▶ [GOAL] Extract each line where the string "text" shows up.

Data items:
====================

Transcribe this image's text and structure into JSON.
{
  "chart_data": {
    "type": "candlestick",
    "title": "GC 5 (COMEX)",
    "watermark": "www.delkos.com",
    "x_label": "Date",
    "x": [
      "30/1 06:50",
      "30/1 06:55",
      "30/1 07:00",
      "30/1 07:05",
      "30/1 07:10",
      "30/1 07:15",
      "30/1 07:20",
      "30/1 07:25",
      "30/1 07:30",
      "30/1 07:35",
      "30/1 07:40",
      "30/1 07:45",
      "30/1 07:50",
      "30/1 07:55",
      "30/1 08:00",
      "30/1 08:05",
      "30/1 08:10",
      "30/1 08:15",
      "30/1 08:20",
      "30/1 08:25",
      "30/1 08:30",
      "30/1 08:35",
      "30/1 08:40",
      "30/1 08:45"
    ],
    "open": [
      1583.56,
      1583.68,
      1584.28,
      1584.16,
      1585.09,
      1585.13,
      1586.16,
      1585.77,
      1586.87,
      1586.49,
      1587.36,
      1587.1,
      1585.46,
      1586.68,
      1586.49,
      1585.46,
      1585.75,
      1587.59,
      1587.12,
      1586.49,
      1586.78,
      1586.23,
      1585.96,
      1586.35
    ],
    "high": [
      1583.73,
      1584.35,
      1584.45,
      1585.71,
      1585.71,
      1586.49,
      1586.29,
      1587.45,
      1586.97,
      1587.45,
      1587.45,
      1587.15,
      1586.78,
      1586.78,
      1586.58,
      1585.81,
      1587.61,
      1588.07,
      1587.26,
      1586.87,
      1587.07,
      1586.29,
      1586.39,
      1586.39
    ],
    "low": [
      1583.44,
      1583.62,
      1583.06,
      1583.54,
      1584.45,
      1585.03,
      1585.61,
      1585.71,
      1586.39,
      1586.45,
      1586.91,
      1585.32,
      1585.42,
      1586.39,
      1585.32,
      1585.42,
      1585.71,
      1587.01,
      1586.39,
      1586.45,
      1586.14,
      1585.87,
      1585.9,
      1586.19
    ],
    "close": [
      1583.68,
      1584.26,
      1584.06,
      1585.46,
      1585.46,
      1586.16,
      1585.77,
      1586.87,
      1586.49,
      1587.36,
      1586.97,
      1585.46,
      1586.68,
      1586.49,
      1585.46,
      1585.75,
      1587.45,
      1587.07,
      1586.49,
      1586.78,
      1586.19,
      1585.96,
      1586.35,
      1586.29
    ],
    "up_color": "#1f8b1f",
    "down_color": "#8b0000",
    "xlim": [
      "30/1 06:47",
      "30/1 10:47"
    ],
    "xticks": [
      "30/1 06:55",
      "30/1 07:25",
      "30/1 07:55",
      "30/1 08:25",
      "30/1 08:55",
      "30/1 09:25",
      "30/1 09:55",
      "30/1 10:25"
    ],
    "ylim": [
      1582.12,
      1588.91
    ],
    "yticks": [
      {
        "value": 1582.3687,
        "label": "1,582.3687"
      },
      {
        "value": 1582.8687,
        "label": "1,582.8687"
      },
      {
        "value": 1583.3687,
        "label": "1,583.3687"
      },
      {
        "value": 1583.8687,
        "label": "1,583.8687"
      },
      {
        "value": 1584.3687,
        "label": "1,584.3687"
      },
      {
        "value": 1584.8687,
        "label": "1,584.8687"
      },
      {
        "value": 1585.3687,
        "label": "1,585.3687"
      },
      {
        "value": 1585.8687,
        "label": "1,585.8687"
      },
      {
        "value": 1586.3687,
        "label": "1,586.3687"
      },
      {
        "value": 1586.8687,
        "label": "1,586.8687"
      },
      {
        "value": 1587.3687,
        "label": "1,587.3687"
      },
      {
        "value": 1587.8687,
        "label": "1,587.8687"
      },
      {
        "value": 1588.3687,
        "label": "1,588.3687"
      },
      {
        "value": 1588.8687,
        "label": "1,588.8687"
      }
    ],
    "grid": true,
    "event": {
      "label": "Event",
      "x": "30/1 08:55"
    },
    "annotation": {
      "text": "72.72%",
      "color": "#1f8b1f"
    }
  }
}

====================

▶ [RESPONSE]
Transcribe this image's text and structure into JSON.
      "text": "72.72%",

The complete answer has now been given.